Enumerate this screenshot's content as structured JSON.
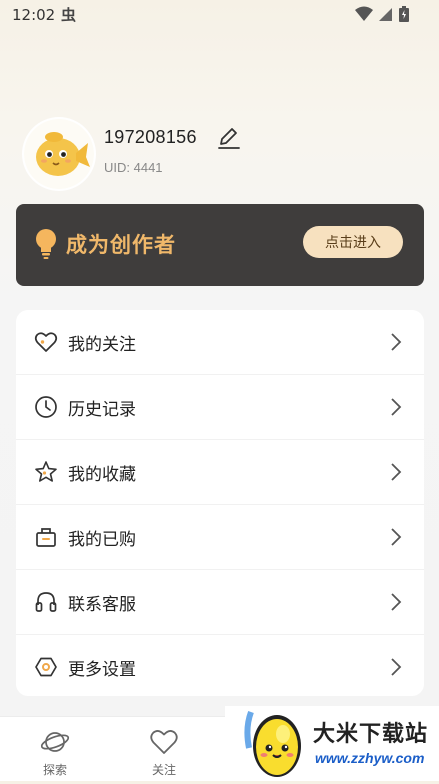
{
  "status_bar": {
    "time": "12:02"
  },
  "profile": {
    "username": "197208156",
    "uid": "UID: 4441"
  },
  "creator_banner": {
    "title": "成为创作者",
    "button_label": "点击进入",
    "accent_color": "#f0b86a"
  },
  "menu": {
    "items": [
      {
        "label": "我的关注",
        "icon": "heart-icon"
      },
      {
        "label": "历史记录",
        "icon": "clock-icon"
      },
      {
        "label": "我的收藏",
        "icon": "star-icon"
      },
      {
        "label": "我的已购",
        "icon": "shopping-bag-icon"
      },
      {
        "label": "联系客服",
        "icon": "headset-icon"
      },
      {
        "label": "更多设置",
        "icon": "settings-icon"
      }
    ]
  },
  "bottom_nav": {
    "items": [
      {
        "label": "探索",
        "icon": "planet-icon"
      },
      {
        "label": "关注",
        "icon": "heart-icon"
      }
    ]
  },
  "watermark": {
    "title": "大米下载站",
    "url": "www.zzhyw.com"
  }
}
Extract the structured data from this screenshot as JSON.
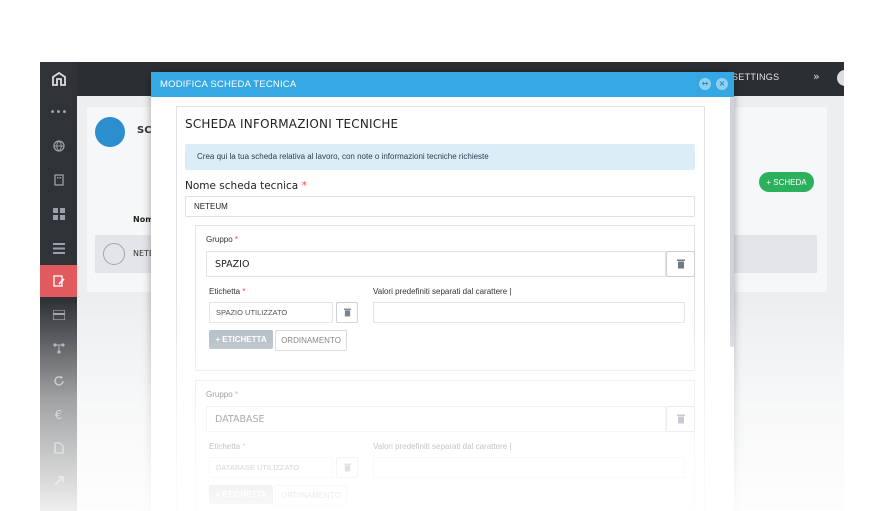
{
  "topbar": {
    "settings_label": "SETTINGS",
    "chevron": "»",
    "caret": "⌄"
  },
  "background": {
    "card_title": "SCI",
    "add_button": "+ SCHEDA",
    "column_header": "Nom",
    "row_text": "NETE"
  },
  "modal": {
    "title": "MODIFICA SCHEDA TECNICA",
    "panel_title": "SCHEDA INFORMAZIONI TECNICHE",
    "info_text": "Crea qui la tua scheda relativa al lavoro, con note o informazioni tecniche richieste",
    "name_label": "Nome scheda tecnica",
    "required_mark": "*",
    "name_value": "NETEUM",
    "groups": [
      {
        "label": "Gruppo",
        "value": "SPAZIO",
        "etichetta_label": "Etichetta",
        "valori_label": "Valori predefiniti separati dal carattere |",
        "etichetta_value": "SPAZIO UTILIZZATO",
        "add_button": "+ ETICHETTA",
        "order_button": "ORDINAMENTO"
      },
      {
        "label": "Gruppo",
        "value": "DATABASE",
        "etichetta_label": "Etichetta",
        "valori_label": "Valori predefiniti separati dal carattere |",
        "etichetta_value": "DATABASE UTILIZZATO",
        "add_button": "+ ETICHETTA",
        "order_button": "ORDINAMENTO"
      }
    ]
  },
  "colors": {
    "header_blue": "#35a7e3",
    "sidebar": "#2f3236",
    "active_item": "#e15b5e",
    "success": "#2bb15c"
  },
  "icons": {
    "sidebar": [
      "logo-icon",
      "dots-icon",
      "globe-icon",
      "building-icon",
      "grid-icon",
      "list-icon",
      "edit-icon",
      "card-icon",
      "hierarchy-icon",
      "sync-icon",
      "euro-icon",
      "document-icon",
      "share-icon"
    ],
    "modal": [
      "expand-icon",
      "close-icon",
      "trash-icon"
    ]
  }
}
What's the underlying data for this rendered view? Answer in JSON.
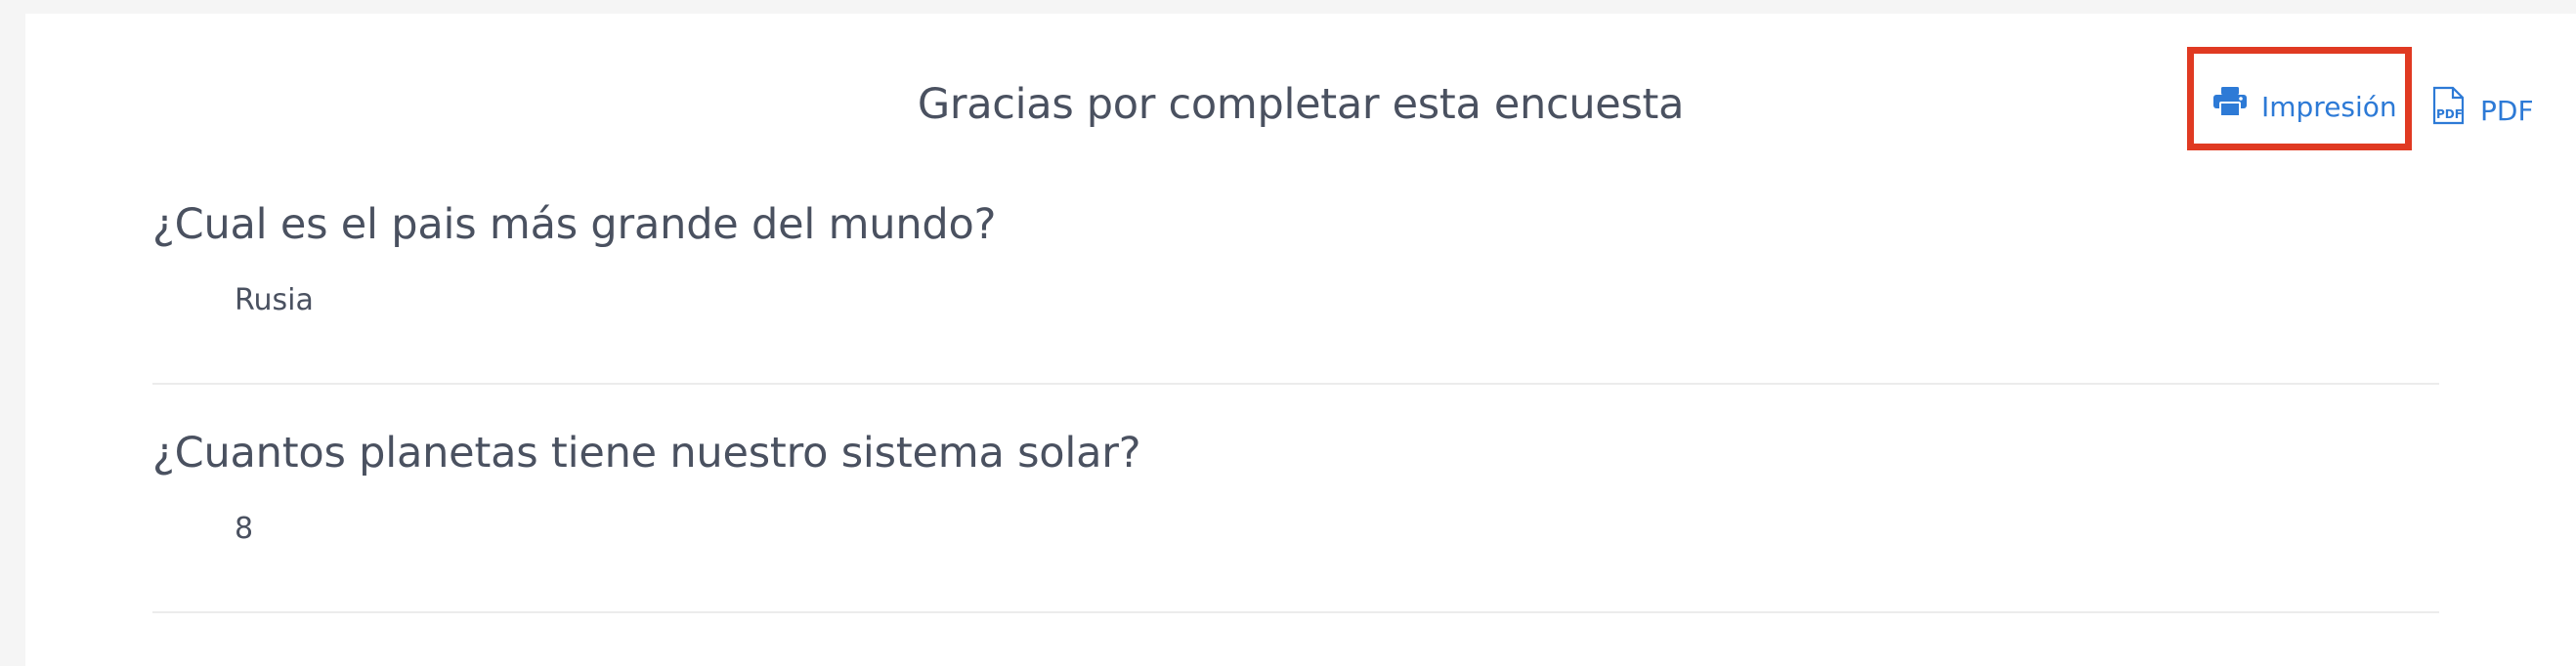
{
  "page": {
    "title": "Gracias por completar esta encuesta"
  },
  "actions": {
    "print_label": "Impresión",
    "pdf_label": "PDF",
    "print_icon": "printer-icon",
    "pdf_icon": "pdf-file-icon",
    "accent_color": "#2d7ad6",
    "highlight_color": "#e03a22"
  },
  "questions": [
    {
      "question": "¿Cual es el pais más grande del mundo?",
      "answer": "Rusia"
    },
    {
      "question": "¿Cuantos planetas tiene nuestro sistema solar?",
      "answer": "8"
    }
  ]
}
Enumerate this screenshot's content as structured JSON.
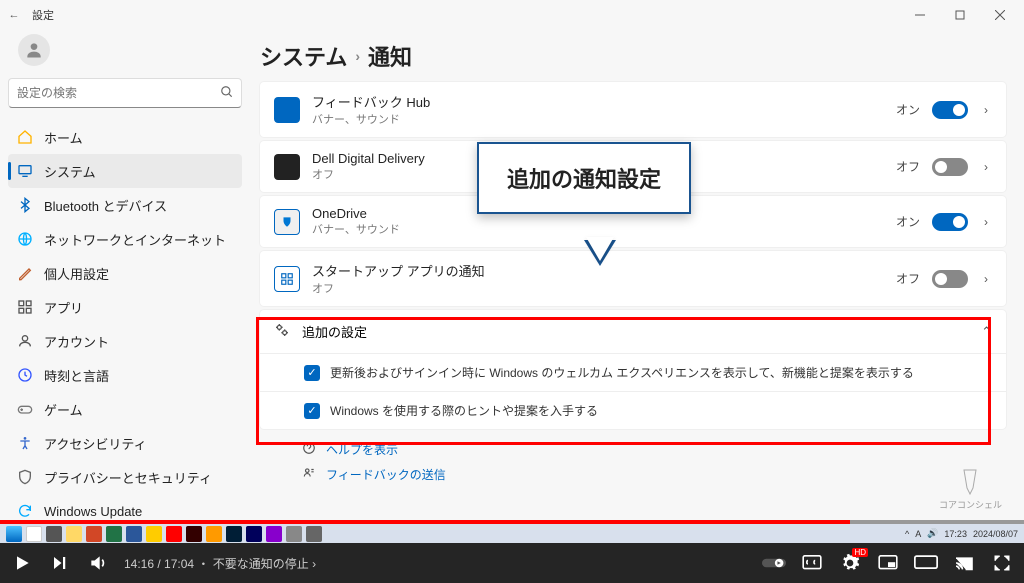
{
  "window": {
    "title": "設定"
  },
  "search": {
    "placeholder": "設定の検索"
  },
  "nav": [
    {
      "label": "ホーム",
      "icon": "home",
      "color": "#ffb300"
    },
    {
      "label": "システム",
      "icon": "system",
      "color": "#0067c0",
      "active": true
    },
    {
      "label": "Bluetooth とデバイス",
      "icon": "bluetooth",
      "color": "#0067c0"
    },
    {
      "label": "ネットワークとインターネット",
      "icon": "network",
      "color": "#00b0ff"
    },
    {
      "label": "個人用設定",
      "icon": "personal",
      "color": "#c06030"
    },
    {
      "label": "アプリ",
      "icon": "apps",
      "color": "#555"
    },
    {
      "label": "アカウント",
      "icon": "account",
      "color": "#555"
    },
    {
      "label": "時刻と言語",
      "icon": "time",
      "color": "#3355ff"
    },
    {
      "label": "ゲーム",
      "icon": "game",
      "color": "#777"
    },
    {
      "label": "アクセシビリティ",
      "icon": "accessibility",
      "color": "#3366cc"
    },
    {
      "label": "プライバシーとセキュリティ",
      "icon": "privacy",
      "color": "#666"
    },
    {
      "label": "Windows Update",
      "icon": "update",
      "color": "#00aaff"
    }
  ],
  "breadcrumb": {
    "root": "システム",
    "leaf": "通知"
  },
  "apps": [
    {
      "name": "フィードバック Hub",
      "sub": "バナー、サウンド",
      "state": "オン",
      "on": true,
      "iconColor": "#0067c0"
    },
    {
      "name": "Dell Digital Delivery",
      "sub": "オフ",
      "state": "オフ",
      "on": false,
      "iconColor": "#222"
    },
    {
      "name": "OneDrive",
      "sub": "バナー、サウンド",
      "state": "オン",
      "on": true,
      "iconColor": "#f0f0f0"
    },
    {
      "name": "スタートアップ アプリの通知",
      "sub": "オフ",
      "state": "オフ",
      "on": false,
      "iconColor": "#fff"
    }
  ],
  "additional": {
    "header": "追加の設定",
    "items": [
      "更新後およびサインイン時に Windows のウェルカム エクスペリエンスを表示して、新機能と提案を表示する",
      "Windows を使用する際のヒントや提案を入手する"
    ]
  },
  "help": {
    "show": "ヘルプを表示",
    "feedback": "フィードバックの送信"
  },
  "callout": "追加の通知設定",
  "logo": "コアコンシェル",
  "player": {
    "current": "14:16",
    "total": "17:04",
    "chapter": "不要な通知の停止"
  },
  "tray": {
    "time": "17:23",
    "date": "2024/08/07"
  }
}
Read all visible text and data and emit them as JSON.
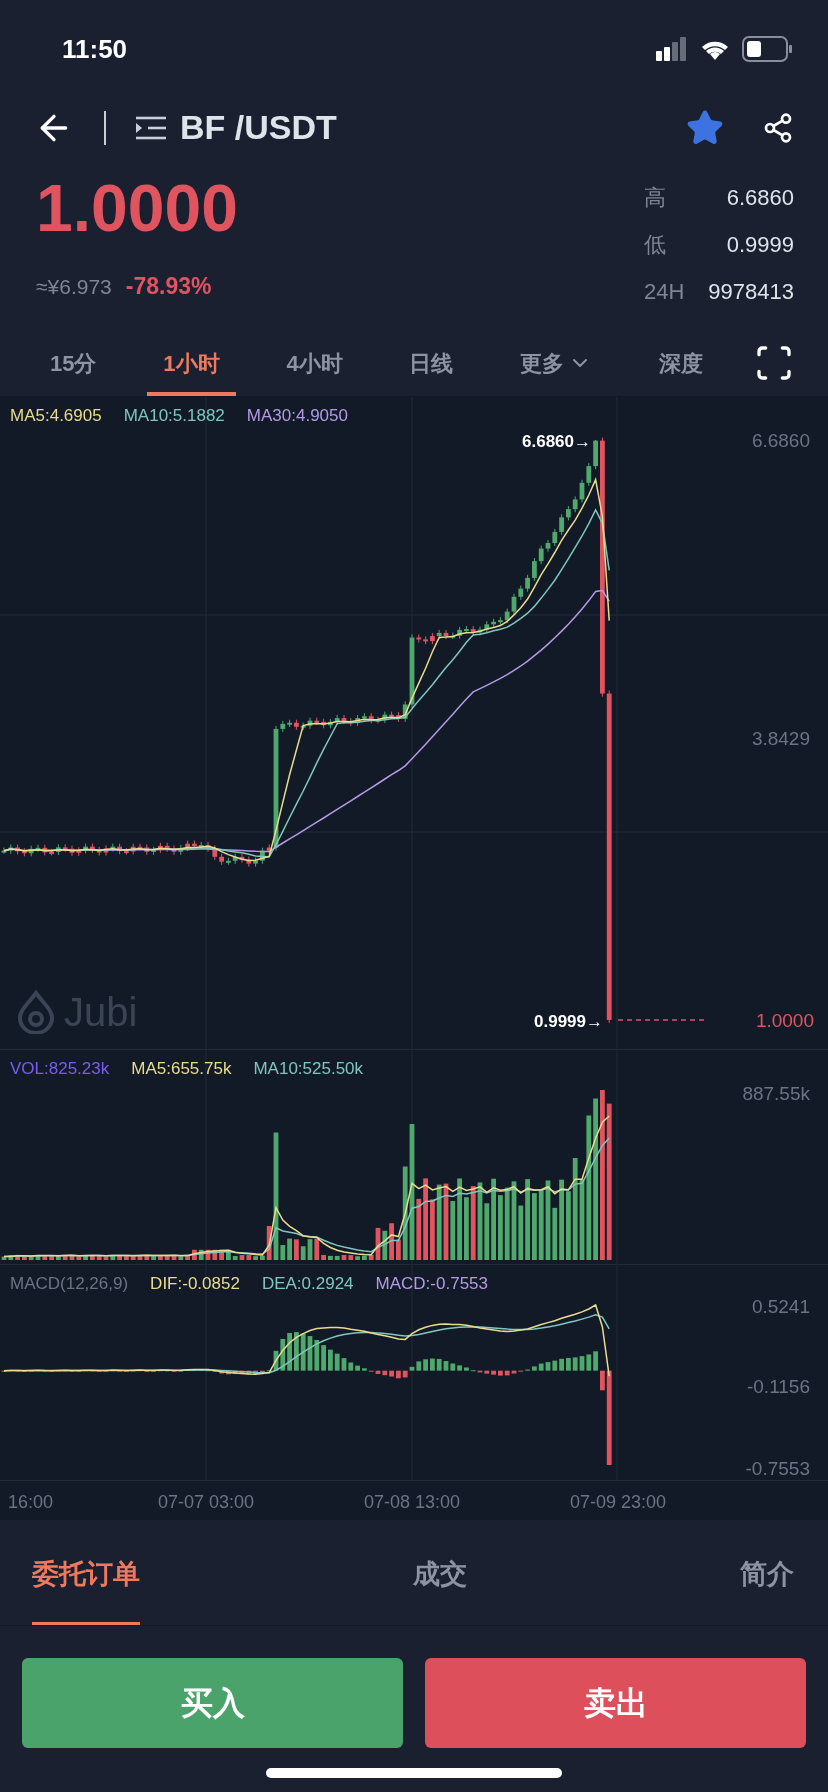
{
  "status_bar": {
    "time": "11:50"
  },
  "header": {
    "pair": "BF /USDT",
    "favorite": true
  },
  "ticker": {
    "price": "1.0000",
    "cny": "≈¥6.973",
    "change": "-78.93%",
    "stats": [
      {
        "label": "高",
        "value": "6.6860"
      },
      {
        "label": "低",
        "value": "0.9999"
      },
      {
        "label": "24H",
        "value": "9978413"
      }
    ]
  },
  "intervals": [
    {
      "label": "15分",
      "selected": false,
      "kind": "tab"
    },
    {
      "label": "1小时",
      "selected": true,
      "kind": "tab"
    },
    {
      "label": "4小时",
      "selected": false,
      "kind": "tab"
    },
    {
      "label": "日线",
      "selected": false,
      "kind": "tab"
    },
    {
      "label": "更多",
      "selected": false,
      "kind": "dropdown"
    },
    {
      "label": "深度",
      "selected": false,
      "kind": "tab"
    }
  ],
  "price_chart": {
    "legend": [
      {
        "text": "MA5:4.6905",
        "color": "#e8dc8e"
      },
      {
        "text": "MA10:5.1882",
        "color": "#7fc7bd"
      },
      {
        "text": "MA30:4.9050",
        "color": "#b49ae6"
      }
    ],
    "axis_labels": [
      "6.6860",
      "3.8429"
    ],
    "high_marker": "6.6860→",
    "low_marker": "0.9999→",
    "last_price": "1.0000",
    "logo": "Jubi"
  },
  "volume_chart": {
    "legend": [
      {
        "text": "VOL:825.23k",
        "color": "#7a5cf0"
      },
      {
        "text": "MA5:655.75k",
        "color": "#e8dc8e"
      },
      {
        "text": "MA10:525.50k",
        "color": "#7fc7bd"
      }
    ],
    "axis_labels": [
      "887.55k"
    ]
  },
  "macd_chart": {
    "legend": [
      {
        "text": "MACD(12,26,9)",
        "color": "#6b7385"
      },
      {
        "text": "DIF:-0.0852",
        "color": "#e8dc8e"
      },
      {
        "text": "DEA:0.2924",
        "color": "#7fc7bd"
      },
      {
        "text": "MACD:-0.7553",
        "color": "#b49ae6"
      }
    ],
    "axis_labels": [
      "0.5241",
      "-0.1156",
      "-0.7553"
    ]
  },
  "time_axis": [
    "16:00",
    "07-07 03:00",
    "07-08 13:00",
    "07-09 23:00"
  ],
  "bottom_tabs": [
    {
      "label": "委托订单",
      "selected": true
    },
    {
      "label": "成交",
      "selected": false
    },
    {
      "label": "简介",
      "selected": false
    }
  ],
  "actions": [
    {
      "label": "买入",
      "kind": "buy"
    },
    {
      "label": "卖出",
      "kind": "sell"
    }
  ]
}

■ **WHAT IS EXPECTED**
Tally the lines of the listing above that include the word "SPAZIO". Answer with the number alone.

■ **REPLY**
2